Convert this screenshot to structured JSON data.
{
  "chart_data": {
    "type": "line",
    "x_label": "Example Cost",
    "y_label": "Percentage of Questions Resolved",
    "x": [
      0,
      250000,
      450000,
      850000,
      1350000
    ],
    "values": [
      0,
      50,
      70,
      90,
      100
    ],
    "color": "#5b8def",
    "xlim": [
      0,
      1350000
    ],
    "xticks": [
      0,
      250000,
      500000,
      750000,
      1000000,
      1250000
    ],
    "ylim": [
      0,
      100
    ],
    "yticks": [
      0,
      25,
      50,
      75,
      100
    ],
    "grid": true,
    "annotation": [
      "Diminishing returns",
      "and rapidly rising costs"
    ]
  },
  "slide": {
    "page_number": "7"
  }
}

☆ ☆ ☆

Write out the data again, exactly and in full.

Convert this screenshot to structured JSON data.
{
  "chart_data": {
    "type": "line",
    "x_label": "Example Cost",
    "y_label": "Percentage of Questions Resolved",
    "x": [
      0,
      250000,
      450000,
      850000,
      1350000
    ],
    "values": [
      0,
      50,
      70,
      90,
      100
    ],
    "color": "#5b8def",
    "xlim": [
      0,
      1350000
    ],
    "xticks": [
      0,
      250000,
      500000,
      750000,
      1000000,
      1250000
    ],
    "ylim": [
      0,
      100
    ],
    "yticks": [
      0,
      25,
      50,
      75,
      100
    ],
    "grid": true,
    "annotation": [
      "Diminishing returns",
      "and rapidly rising costs"
    ]
  },
  "slide": {
    "page_number": "7"
  }
}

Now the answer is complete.